» **Recorded data**:
----------
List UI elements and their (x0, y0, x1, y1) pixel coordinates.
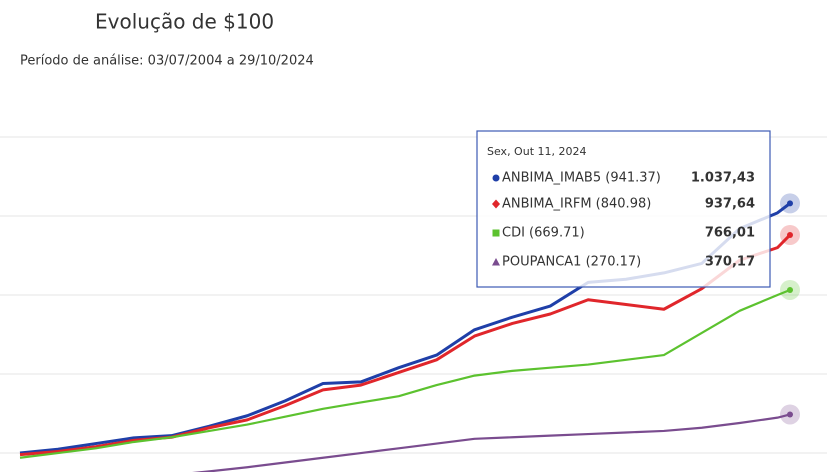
series-line (19, 288, 791, 459)
tooltip-series-value: 937,64 (705, 197, 755, 212)
tooltip-box (476, 130, 771, 288)
tooltip-series-name: ANBIMA_IRFM (840.98) (502, 197, 651, 212)
end-point (787, 231, 793, 238)
end-point (787, 200, 793, 207)
tooltip-title: Sex, Out 11, 2024 (487, 145, 586, 158)
series-line (192, 413, 791, 472)
tooltip-marker (492, 258, 500, 266)
end-point (787, 286, 793, 293)
tooltip-series-value: 766,01 (705, 226, 755, 241)
tooltip: Sex, Out 11, 2024 ANBIMA_IMAB5 (941.37) 1.… (476, 130, 771, 288)
tooltip-series-name: ANBIMA_IMAB5 (941.37) (502, 171, 661, 186)
tooltip-marker (492, 174, 500, 182)
chart-subtitle: Período de análise: 03/07/2004 a 29/10/2… (20, 54, 314, 69)
tooltip-marker (492, 229, 500, 237)
chart-title: Evolução de $100 (95, 10, 274, 34)
end-point (787, 411, 793, 418)
tooltip-series-name: POUPANCA1 (270.17) (502, 255, 641, 270)
tooltip-series-name: CDI (669.71) (502, 226, 585, 241)
tooltip-series-value: 1.037,43 (691, 171, 755, 186)
tooltip-series-value: 370,17 (705, 255, 755, 270)
tooltip-marker (492, 199, 500, 209)
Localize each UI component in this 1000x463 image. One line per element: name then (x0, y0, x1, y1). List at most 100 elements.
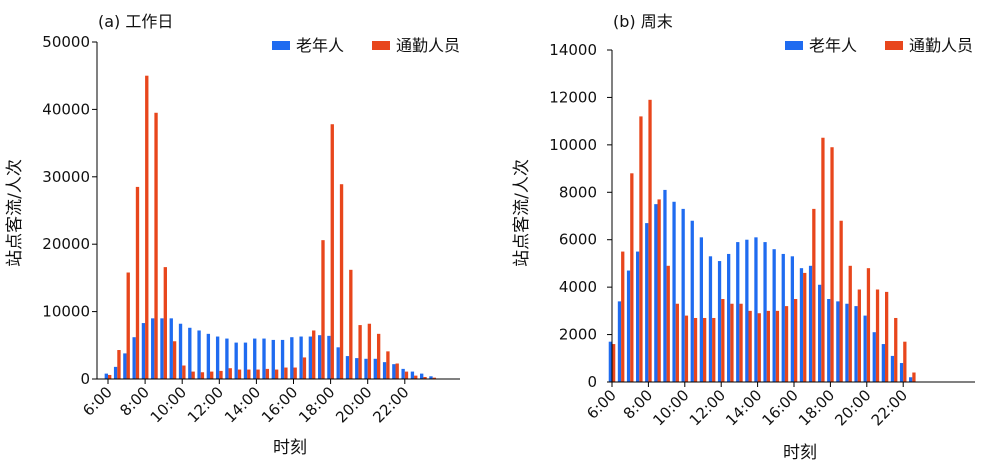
panel-a-legend-swatch-commuter (372, 41, 390, 50)
panel-a-bar-elderly-21 (299, 336, 303, 379)
panel-b-bar-elderly-2 (626, 270, 631, 382)
panel-b-bar-elderly-7 (672, 201, 676, 382)
panel-a-x-tick-label-5: 16:00 (258, 383, 301, 426)
panel-a-bar-commuter-17 (265, 368, 270, 379)
panel-b-bar-elderly-12 (717, 261, 722, 382)
panel-a-bar-elderly-35 (429, 376, 433, 379)
panel-a-y-tick-label-4: 40000 (42, 100, 90, 118)
panel-a-bar-commuter-13 (228, 368, 232, 379)
panel-a-bar-commuter-7 (172, 341, 177, 379)
panel-b-bar-commuter-22 (812, 208, 816, 382)
panel-a-bar-commuter-28 (367, 323, 372, 379)
panel-a-bar-elderly-31 (392, 364, 396, 379)
panel-a-bar-commuter-25 (339, 184, 344, 379)
panel-b-bar-elderly-16 (754, 237, 758, 382)
panel-a-bar-commuter-16 (256, 369, 260, 379)
panel-b-x-tick-label-0: 6:00 (583, 386, 620, 423)
panel-a-bar-commuter-1 (117, 350, 121, 379)
panel-b-bar-elderly-6 (663, 189, 667, 382)
panel-a-bar-elderly-20 (290, 337, 294, 379)
panel-b-bar-commuter-8 (684, 315, 689, 382)
panel-a-bar-elderly-27 (355, 358, 359, 379)
panel-a-x-tick-label-0: 6:00 (79, 383, 116, 420)
panel-a-x-tick-label-4: 14:00 (221, 383, 264, 426)
panel-b-bar-elderly-23 (818, 284, 822, 382)
panel-a-y-tick-label-2: 20000 (42, 235, 90, 253)
panel-a-bar-commuter-27 (358, 325, 362, 379)
panel-a-legend-label-elderly: 老年人 (296, 36, 344, 55)
panel-a-x-tick-label-3: 12:00 (184, 383, 227, 426)
panel-a-bar-elderly-12 (215, 336, 220, 379)
panel-a-bar-commuter-3 (135, 186, 140, 379)
panel-a-bar-commuter-29 (376, 333, 381, 379)
panel-a-bar-commuter-23 (321, 240, 325, 379)
panel-a-bar-elderly-16 (253, 338, 257, 379)
panel-a-bar-commuter-11 (210, 371, 214, 379)
panel-b-bar-commuter-27 (857, 289, 861, 382)
panel-b-bar-elderly-10 (699, 237, 703, 382)
panel-a-bar-commuter-8 (182, 365, 186, 379)
panel-a-bar-elderly-3 (132, 337, 136, 379)
panel-a-bar-elderly-0 (104, 373, 108, 379)
panel-b-y-tick-label-5: 10000 (549, 136, 597, 154)
panel-a-bar-elderly-17 (262, 338, 266, 379)
panel-b-bar-commuter-14 (739, 303, 743, 382)
panel-b-bar-commuter-24 (830, 147, 834, 382)
panel-b-bar-elderly-21 (799, 268, 804, 382)
panel-b-y-tick-label-0: 0 (587, 373, 597, 391)
panel-a-bar-commuter-34 (423, 376, 427, 379)
panel-b-title: (b) 周末 (613, 12, 673, 31)
panel-a-bar-commuter-10 (200, 372, 205, 379)
panel-b-chart: (b) 周末 时刻 站点客流/人次 老年人 通勤人员 0 2000 4000 6000… (512, 12, 975, 463)
panel-b-bar-elderly-25 (836, 301, 840, 382)
panel-b-bar-commuter-30 (885, 291, 889, 382)
panel-a-legend: 老年人 通勤人员 (272, 36, 460, 55)
panel-a-legend-label-commuter: 通勤人员 (396, 36, 460, 55)
panel-b-bar-elderly-31 (890, 355, 895, 382)
panel-b-legend-swatch-commuter (885, 41, 903, 50)
panel-a-bar-elderly-25 (336, 347, 340, 379)
panel-b-bar-elderly-20 (790, 256, 794, 382)
panel-a-bar-commuter-19 (284, 367, 288, 379)
panel-b-bar-elderly-22 (808, 265, 813, 382)
panel-a-y-tick-label-3: 30000 (42, 168, 90, 186)
panel-b-bar-elderly-29 (872, 332, 876, 382)
panel-a-bar-elderly-2 (123, 353, 127, 379)
panel-a-bar-elderly-14 (234, 342, 238, 379)
panel-a-x-tick-label-8: 22:00 (369, 383, 412, 426)
panel-b-x-tick-label-5: 16:00 (759, 386, 802, 429)
panel-b-bar-commuter-11 (712, 317, 716, 382)
panel-a-bar-elderly-34 (420, 373, 424, 379)
panel-b-y-tick-label-4: 8000 (559, 183, 597, 201)
panel-a-bar-elderly-7 (169, 318, 173, 379)
panel-a-bar-commuter-30 (386, 351, 390, 379)
panel-a-bar-elderly-15 (243, 342, 248, 379)
panel-b-bar-commuter-13 (730, 303, 734, 382)
panel-b-y-tick-label-7: 14000 (549, 41, 597, 59)
panel-a-bar-elderly-28 (364, 358, 368, 379)
panel-b-bar-elderly-3 (636, 251, 640, 382)
panel-a-y-tick-label-0: 0 (80, 370, 90, 388)
panel-a-bar-commuter-5 (154, 112, 158, 380)
panel-b-bar-commuter-28 (866, 268, 871, 382)
panel-a-bar-commuter-0 (108, 374, 112, 379)
panel-b-bar-commuter-4 (648, 99, 652, 383)
panel-a-bar-commuter-4 (145, 75, 149, 379)
panel-a-bar-elderly-33 (410, 371, 415, 379)
panel-a-bar-commuter-24 (330, 124, 334, 379)
panel-b-bar-elderly-18 (772, 249, 776, 382)
panel-a-bar-commuter-21 (302, 357, 307, 379)
panel-b-bar-elderly-14 (736, 242, 740, 382)
panel-b-bar-commuter-3 (639, 116, 643, 383)
panel-b-x-tick-label-2: 10:00 (649, 386, 692, 429)
panel-a-bar-elderly-22 (308, 336, 313, 379)
panel-a-title: (a) 工作日 (98, 12, 173, 31)
panel-b-bar-commuter-29 (875, 289, 880, 382)
panel-a-bar-commuter-12 (219, 370, 223, 379)
panel-a-bar-elderly-24 (327, 335, 331, 379)
panel-b-bar-elderly-27 (854, 306, 858, 382)
panel-a-bar-commuter-15 (247, 369, 251, 379)
panel-b-bar-commuter-26 (848, 265, 852, 382)
panel-b-bar-commuter-33 (912, 372, 916, 382)
panel-a-bar-commuter-20 (293, 367, 297, 379)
----------
» **Your instructions**:
Rewrite the entries from their first line through the line with "Localize each UI", changing every "end-point" to "endpoint" and keeping everything else the same. Give only those lines, with the pictures left out.

» **Result for this exercise**:
List UI elements and their (x0, y0, x1, y1) pixel coordinates.
series-line (19, 288, 791, 459)
tooltip-series-value: 937,64 (705, 197, 755, 212)
tooltip-box (476, 130, 771, 288)
tooltip-series-name: ANBIMA_IRFM (840.98) (502, 197, 651, 212)
endpoint (787, 231, 793, 238)
endpoint (787, 200, 793, 207)
tooltip-title: Sex, Out 11, 2024 (487, 145, 586, 158)
series-line (192, 413, 791, 472)
tooltip-marker (492, 258, 500, 266)
endpoint (787, 286, 793, 293)
tooltip-series-value: 766,01 (705, 226, 755, 241)
tooltip: Sex, Out 11, 2024 ANBIMA_IMAB5 (941.37) 1.… (476, 130, 771, 288)
tooltip-series-name: ANBIMA_IMAB5 (941.37) (502, 171, 661, 186)
tooltip-marker (492, 174, 500, 182)
chart-subtitle: Período de análise: 03/07/2004 a 29/10/2… (20, 54, 314, 69)
tooltip-marker (492, 229, 500, 237)
chart-title: Evolução de $100 (95, 10, 274, 34)
endpoint (787, 411, 793, 418)
tooltip-series-name: POUPANCA1 (270.17) (502, 255, 641, 270)
tooltip-series-name: CDI (669.71) (502, 226, 585, 241)
tooltip-series-value: 1.037,43 (691, 171, 755, 186)
tooltip-series-value: 370,17 (705, 255, 755, 270)
tooltip-marker (492, 199, 500, 209)
Localize each UI component in this 1000x463 image. One line per element: name then (x0, y0, x1, y1). List at most 100 elements.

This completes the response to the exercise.